-- START OF DATA FOR PROCESSING --

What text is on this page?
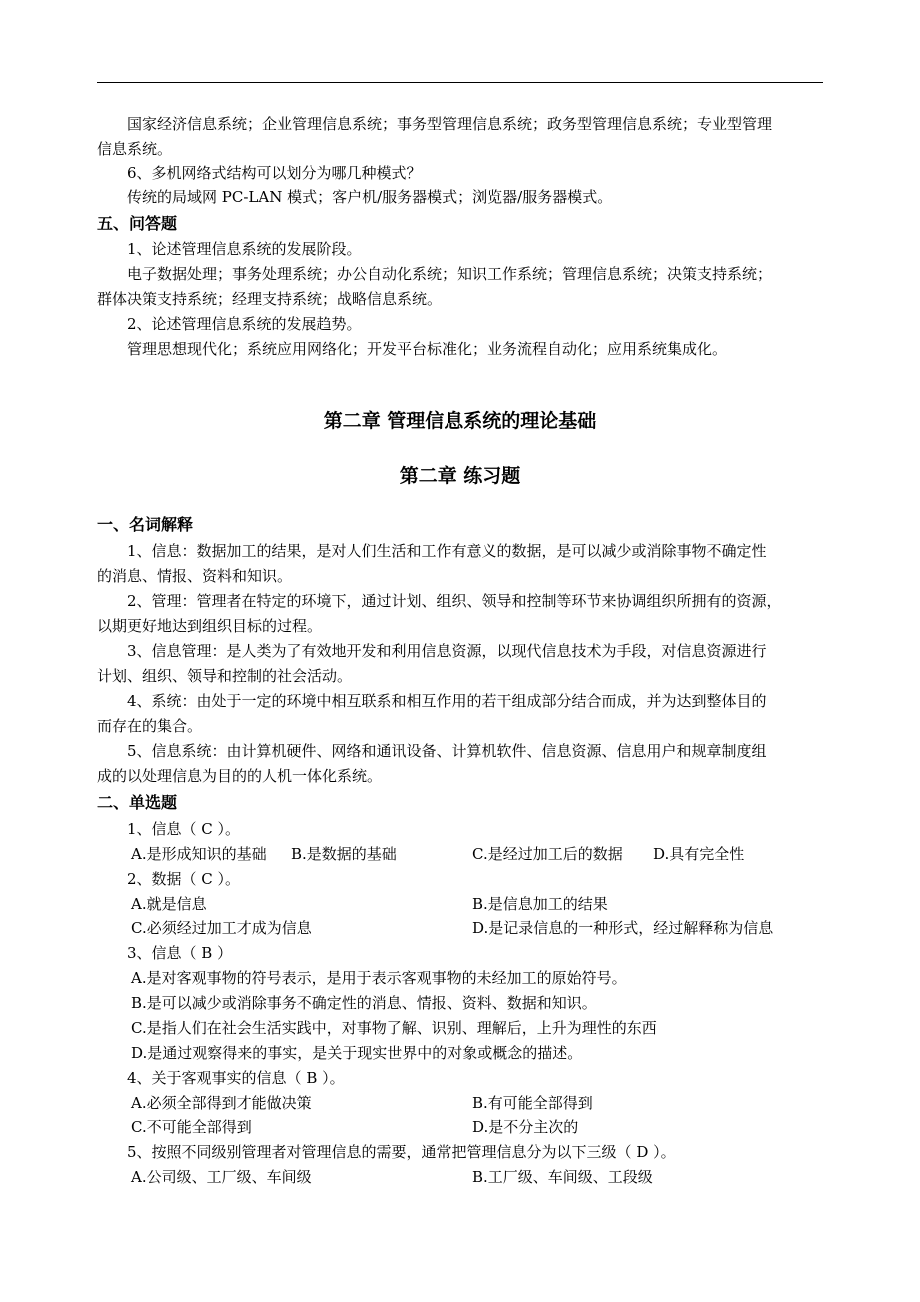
国家经济信息系统；企业管理信息系统；事务型管理信息系统；政务型管理信息系统；专业型管理
信息系统。
6、多机网络式结构可以划分为哪几种模式？
传统的局域网 PC-LAN 模式；客户机/服务器模式；浏览器/服务器模式。
五、问答题
1、论述管理信息系统的发展阶段。
电子数据处理；事务处理系统；办公自动化系统；知识工作系统；管理信息系统；决策支持系统；
群体决策支持系统；经理支持系统；战略信息系统。
2、论述管理信息系统的发展趋势。
管理思想现代化；系统应用网络化；开发平台标准化；业务流程自动化；应用系统集成化。
第二章 管理信息系统的理论基础
第二章 练习题
一、名词解释
1、信息：数据加工的结果，是对人们生活和工作有意义的数据，是可以减少或消除事物不确定性
的消息、情报、资料和知识。
2、管理：管理者在特定的环境下，通过计划、组织、领导和控制等环节来协调组织所拥有的资源，
以期更好地达到组织目标的过程。
3、信息管理：是人类为了有效地开发和利用信息资源，以现代信息技术为手段，对信息资源进行
计划、组织、领导和控制的社会活动。
4、系统：由处于一定的环境中相互联系和相互作用的若干组成部分结合而成，并为达到整体目的
而存在的集合。
5、信息系统：由计算机硬件、网络和通讯设备、计算机软件、信息资源、信息用户和规章制度组
成的以处理信息为目的的人机一体化系统。
二、单选题
1、信息（ C ）。
A.是形成知识的基础 B.是数据的基础	C.是经过加工后的数据 D.具有完全性
2、数据（ C ）。
A.就是信息	B.是信息加工的结果
C.必须经过加工才成为信息	D.是记录信息的一种形式，经过解释称为信息
3、信息（ B ）
A.是对客观事物的符号表示，是用于表示客观事物的未经加工的原始符号。
B.是可以减少或消除事务不确定性的消息、情报、资料、数据和知识。
C.是指人们在社会生活实践中，对事物了解、识别、理解后，上升为理性的东西
D.是通过观察得来的事实，是关于现实世界中的对象或概念的描述。
4、关于客观事实的信息（ B ）。
A.必须全部得到才能做决策	B.有可能全部得到
C.不可能全部得到	D.是不分主次的
5、按照不同级别管理者对管理信息的需要，通常把管理信息分为以下三级（ D ）。
A.公司级、工厂级、车间级	B.工厂级、车间级、工段级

-- END OF DATA FOR PROCESSING --

» **WHAT TO PRODUCE**
Every record must be copied exactly, with images dropped from the result.

» **COMPLETE ANSWER**
What text is on this page?
国家经济信息系统；企业管理信息系统；事务型管理信息系统；政务型管理信息系统；专业型管理
信息系统。
6、多机网络式结构可以划分为哪几种模式？
传统的局域网 PC-LAN 模式；客户机/服务器模式；浏览器/服务器模式。
五、问答题
1、论述管理信息系统的发展阶段。
电子数据处理；事务处理系统；办公自动化系统；知识工作系统；管理信息系统；决策支持系统；
群体决策支持系统；经理支持系统；战略信息系统。
2、论述管理信息系统的发展趋势。
管理思想现代化；系统应用网络化；开发平台标准化；业务流程自动化；应用系统集成化。
第二章 管理信息系统的理论基础
第二章 练习题
一、名词解释
1、信息：数据加工的结果，是对人们生活和工作有意义的数据，是可以减少或消除事物不确定性
的消息、情报、资料和知识。
2、管理：管理者在特定的环境下，通过计划、组织、领导和控制等环节来协调组织所拥有的资源，
以期更好地达到组织目标的过程。
3、信息管理：是人类为了有效地开发和利用信息资源，以现代信息技术为手段，对信息资源进行
计划、组织、领导和控制的社会活动。
4、系统：由处于一定的环境中相互联系和相互作用的若干组成部分结合而成，并为达到整体目的
而存在的集合。
5、信息系统：由计算机硬件、网络和通讯设备、计算机软件、信息资源、信息用户和规章制度组
成的以处理信息为目的的人机一体化系统。
二、单选题
1、信息（ C ）。
A.是形成知识的基础 B.是数据的基础	C.是经过加工后的数据 D.具有完全性
2、数据（ C ）。
A.就是信息	B.是信息加工的结果
C.必须经过加工才成为信息	D.是记录信息的一种形式，经过解释称为信息
3、信息（ B ）
A.是对客观事物的符号表示，是用于表示客观事物的未经加工的原始符号。
B.是可以减少或消除事务不确定性的消息、情报、资料、数据和知识。
C.是指人们在社会生活实践中，对事物了解、识别、理解后，上升为理性的东西
D.是通过观察得来的事实，是关于现实世界中的对象或概念的描述。
4、关于客观事实的信息（ B ）。
A.必须全部得到才能做决策	B.有可能全部得到
C.不可能全部得到	D.是不分主次的
5、按照不同级别管理者对管理信息的需要，通常把管理信息分为以下三级（ D ）。
A.公司级、工厂级、车间级	B.工厂级、车间级、工段级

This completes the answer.